Print all records exactly, leaving nothing out.

*****

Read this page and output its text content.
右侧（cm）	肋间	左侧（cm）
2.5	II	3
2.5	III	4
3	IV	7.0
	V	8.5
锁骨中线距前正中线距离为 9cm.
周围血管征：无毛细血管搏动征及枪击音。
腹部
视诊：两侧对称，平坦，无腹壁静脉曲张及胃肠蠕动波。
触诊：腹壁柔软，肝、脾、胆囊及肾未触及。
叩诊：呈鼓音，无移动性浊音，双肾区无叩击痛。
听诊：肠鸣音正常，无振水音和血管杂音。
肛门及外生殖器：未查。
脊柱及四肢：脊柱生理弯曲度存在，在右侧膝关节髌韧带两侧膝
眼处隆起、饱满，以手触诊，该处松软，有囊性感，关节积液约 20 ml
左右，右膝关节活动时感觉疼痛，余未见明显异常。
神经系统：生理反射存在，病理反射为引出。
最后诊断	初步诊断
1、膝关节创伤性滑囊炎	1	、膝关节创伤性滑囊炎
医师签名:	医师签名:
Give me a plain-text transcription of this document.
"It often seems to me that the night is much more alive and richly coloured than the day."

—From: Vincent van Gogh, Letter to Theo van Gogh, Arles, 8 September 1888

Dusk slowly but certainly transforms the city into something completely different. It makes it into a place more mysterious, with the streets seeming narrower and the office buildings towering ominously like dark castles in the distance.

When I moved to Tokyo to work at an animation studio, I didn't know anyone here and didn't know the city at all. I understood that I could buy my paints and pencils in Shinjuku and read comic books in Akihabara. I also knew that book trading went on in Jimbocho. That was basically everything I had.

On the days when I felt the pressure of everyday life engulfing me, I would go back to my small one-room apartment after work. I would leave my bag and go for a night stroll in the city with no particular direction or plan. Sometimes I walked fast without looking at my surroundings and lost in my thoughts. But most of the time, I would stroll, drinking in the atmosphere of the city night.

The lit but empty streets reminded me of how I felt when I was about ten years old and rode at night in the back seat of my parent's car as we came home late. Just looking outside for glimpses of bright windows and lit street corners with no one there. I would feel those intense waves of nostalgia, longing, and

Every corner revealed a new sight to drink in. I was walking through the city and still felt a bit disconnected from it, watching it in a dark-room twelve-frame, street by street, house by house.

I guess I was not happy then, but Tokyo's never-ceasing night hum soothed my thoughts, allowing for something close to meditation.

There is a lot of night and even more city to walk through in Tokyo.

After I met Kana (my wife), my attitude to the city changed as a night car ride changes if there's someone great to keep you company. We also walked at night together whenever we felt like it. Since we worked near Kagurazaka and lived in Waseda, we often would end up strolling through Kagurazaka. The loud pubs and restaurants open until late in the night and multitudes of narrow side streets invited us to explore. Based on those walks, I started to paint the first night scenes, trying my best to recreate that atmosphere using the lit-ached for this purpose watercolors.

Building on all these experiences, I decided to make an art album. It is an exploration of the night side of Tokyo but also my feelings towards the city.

*****

» Full solution:
Read this page and output its text content.
右侧（cm）	肋间	左侧（cm）
2.5	II	3
2.5	III	4
3	IV	7.0
	V	8.5
锁骨中线距前正中线距离为 9cm.
周围血管征：无毛细血管搏动征及枪击音。
腹部
视诊：两侧对称，平坦，无腹壁静脉曲张及胃肠蠕动波。
触诊：腹壁柔软，肝、脾、胆囊及肾未触及。
叩诊：呈鼓音，无移动性浊音，双肾区无叩击痛。
听诊：肠鸣音正常，无振水音和血管杂音。
肛门及外生殖器：未查。
脊柱及四肢：脊柱生理弯曲度存在，在右侧膝关节髌韧带两侧膝
眼处隆起、饱满，以手触诊，该处松软，有囊性感，关节积液约 20 ml
左右，右膝关节活动时感觉疼痛，余未见明显异常。
神经系统：生理反射存在，病理反射为引出。
最后诊断	初步诊断
1、膝关节创伤性滑囊炎	1	、膝关节创伤性滑囊炎
医师签名:	医师签名:
Give me a plain-text transcription of this document.
"It often seems to me that the night is much more alive and richly coloured than the day."

—From: Vincent van Gogh, Letter to Theo van Gogh, Arles, 8 September 1888

Dusk slowly but certainly transforms the city into something completely different. It makes it into a place more mysterious, with the streets seeming narrower and the office buildings towering ominously like dark castles in the distance.

When I moved to Tokyo to work at an animation studio, I didn't know anyone here and didn't know the city at all. I understood that I could buy my paints and pencils in Shinjuku and read comic books in Akihabara. I also knew that book trading went on in Jimbocho. That was basically everything I had.

On the days when I felt the pressure of everyday life engulfing me, I would go back to my small one-room apartment after work. I would leave my bag and go for a night stroll in the city with no particular direction or plan. Sometimes I walked fast without looking at my surroundings and lost in my thoughts. But most of the time, I would stroll, drinking in the atmosphere of the city night.

The lit but empty streets reminded me of how I felt when I was about ten years old and rode at night in the back seat of my parent's car as we came home late. Just looking outside for glimpses of bright windows and lit street corners with no one there. I would feel those intense waves of nostalgia, longing, and

Every corner revealed a new sight to drink in. I was walking through the city and still felt a bit disconnected from it, watching it in a dark-room twelve-frame, street by street, house by house.

I guess I was not happy then, but Tokyo's never-ceasing night hum soothed my thoughts, allowing for something close to meditation.

There is a lot of night and even more city to walk through in Tokyo.

After I met Kana (my wife), my attitude to the city changed as a night car ride changes if there's someone great to keep you company. We also walked at night together whenever we felt like it. Since we worked near Kagurazaka and lived in Waseda, we often would end up strolling through Kagurazaka. The loud pubs and restaurants open until late in the night and multitudes of narrow side streets invited us to explore. Based on those walks, I started to paint the first night scenes, trying my best to recreate that atmosphere using the lit-ached for this purpose watercolors.

Building on all these experiences, I decided to make an art album. It is an exploration of the night side of Tokyo but also my feelings towards the city.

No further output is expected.